◆ **Given exercise**: Transcribe the records below exactly, leaving out any pictures.

◆ **Collected data entries**:
☆ ☆ ☆ ☆

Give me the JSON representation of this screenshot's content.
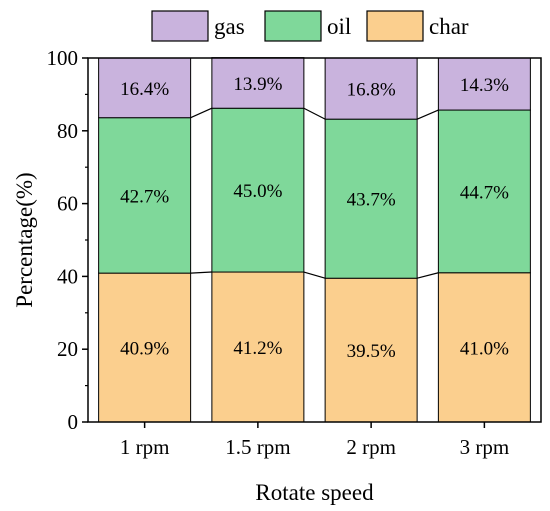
{
  "chart_data": {
    "type": "bar",
    "stacked": true,
    "percent_stacked": true,
    "categories": [
      "1 rpm",
      "1.5 rpm",
      "2 rpm",
      "3 rpm"
    ],
    "series": [
      {
        "name": "char",
        "color": "#FBCF8E",
        "values": [
          40.9,
          41.2,
          39.5,
          41.0
        ],
        "labels": [
          "40.9%",
          "41.2%",
          "39.5%",
          "41.0%"
        ]
      },
      {
        "name": "oil",
        "color": "#7FD89A",
        "values": [
          42.7,
          45.0,
          43.7,
          44.7
        ],
        "labels": [
          "42.7%",
          "45.0%",
          "43.7%",
          "44.7%"
        ]
      },
      {
        "name": "gas",
        "color": "#C9B3DD",
        "values": [
          16.4,
          13.9,
          16.8,
          14.3
        ],
        "labels": [
          "16.4%",
          "13.9%",
          "16.8%",
          "14.3%"
        ]
      }
    ],
    "legend_order": [
      "gas",
      "oil",
      "char"
    ],
    "legend_position": "top",
    "connector_lines": true,
    "xlabel": "Rotate speed",
    "ylabel": "Percentage(%)",
    "ylim": [
      0,
      100
    ],
    "yticks": [
      0,
      20,
      40,
      60,
      80,
      100
    ],
    "grid": false
  }
}
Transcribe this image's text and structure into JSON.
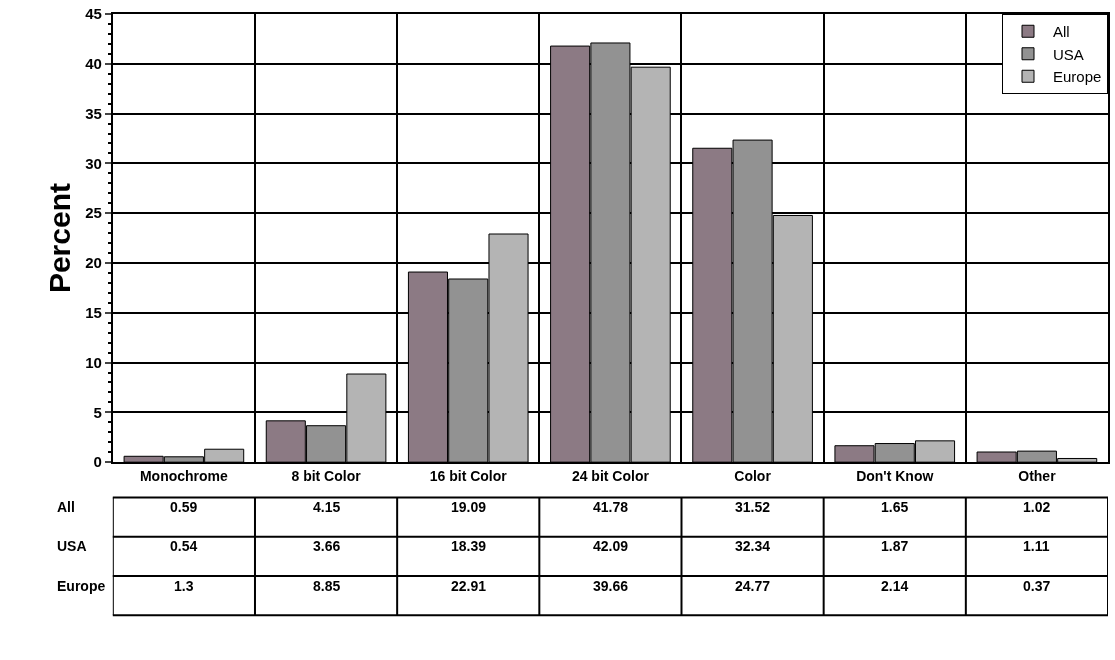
{
  "chart_data": {
    "type": "bar",
    "ylabel": "Percent",
    "categories": [
      "Monochrome",
      "8 bit Color",
      "16 bit Color",
      "24 bit Color",
      "Color",
      "Don't Know",
      "Other"
    ],
    "series": [
      {
        "name": "All",
        "color": "#8c7a84",
        "values": [
          0.59,
          4.15,
          19.09,
          41.78,
          31.52,
          1.65,
          1.02
        ]
      },
      {
        "name": "USA",
        "color": "#929292",
        "values": [
          0.54,
          3.66,
          18.39,
          42.09,
          32.34,
          1.87,
          1.11
        ]
      },
      {
        "name": "Europe",
        "color": "#b4b4b4",
        "values": [
          1.3,
          8.85,
          22.91,
          39.66,
          24.77,
          2.14,
          0.37
        ]
      }
    ],
    "ylim": [
      0,
      45
    ],
    "yticks": [
      0,
      5,
      10,
      15,
      20,
      25,
      30,
      35,
      40,
      45
    ],
    "grid": true,
    "legend": "top right",
    "data_labels": true
  }
}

☆ ☆ ☆ ☆

◆ **Task solution**:
Give me the JSON representation of this screenshot's content.
{
  "chart_data": {
    "type": "bar",
    "stacked": true,
    "percent_stacked": true,
    "categories": [
      "1 rpm",
      "1.5 rpm",
      "2 rpm",
      "3 rpm"
    ],
    "series": [
      {
        "name": "char",
        "color": "#FBCF8E",
        "values": [
          40.9,
          41.2,
          39.5,
          41.0
        ],
        "labels": [
          "40.9%",
          "41.2%",
          "39.5%",
          "41.0%"
        ]
      },
      {
        "name": "oil",
        "color": "#7FD89A",
        "values": [
          42.7,
          45.0,
          43.7,
          44.7
        ],
        "labels": [
          "42.7%",
          "45.0%",
          "43.7%",
          "44.7%"
        ]
      },
      {
        "name": "gas",
        "color": "#C9B3DD",
        "values": [
          16.4,
          13.9,
          16.8,
          14.3
        ],
        "labels": [
          "16.4%",
          "13.9%",
          "16.8%",
          "14.3%"
        ]
      }
    ],
    "legend_order": [
      "gas",
      "oil",
      "char"
    ],
    "legend_position": "top",
    "connector_lines": true,
    "xlabel": "Rotate speed",
    "ylabel": "Percentage(%)",
    "ylim": [
      0,
      100
    ],
    "yticks": [
      0,
      20,
      40,
      60,
      80,
      100
    ],
    "grid": false
  }
}
Transcribe this image's text and structure into JSON.
{
  "chart_data": {
    "type": "bar",
    "ylabel": "Percent",
    "categories": [
      "Monochrome",
      "8 bit Color",
      "16 bit Color",
      "24 bit Color",
      "Color",
      "Don't Know",
      "Other"
    ],
    "series": [
      {
        "name": "All",
        "color": "#8c7a84",
        "values": [
          0.59,
          4.15,
          19.09,
          41.78,
          31.52,
          1.65,
          1.02
        ]
      },
      {
        "name": "USA",
        "color": "#929292",
        "values": [
          0.54,
          3.66,
          18.39,
          42.09,
          32.34,
          1.87,
          1.11
        ]
      },
      {
        "name": "Europe",
        "color": "#b4b4b4",
        "values": [
          1.3,
          8.85,
          22.91,
          39.66,
          24.77,
          2.14,
          0.37
        ]
      }
    ],
    "ylim": [
      0,
      45
    ],
    "yticks": [
      0,
      5,
      10,
      15,
      20,
      25,
      30,
      35,
      40,
      45
    ],
    "grid": true,
    "legend": "top right",
    "data_labels": true
  }
}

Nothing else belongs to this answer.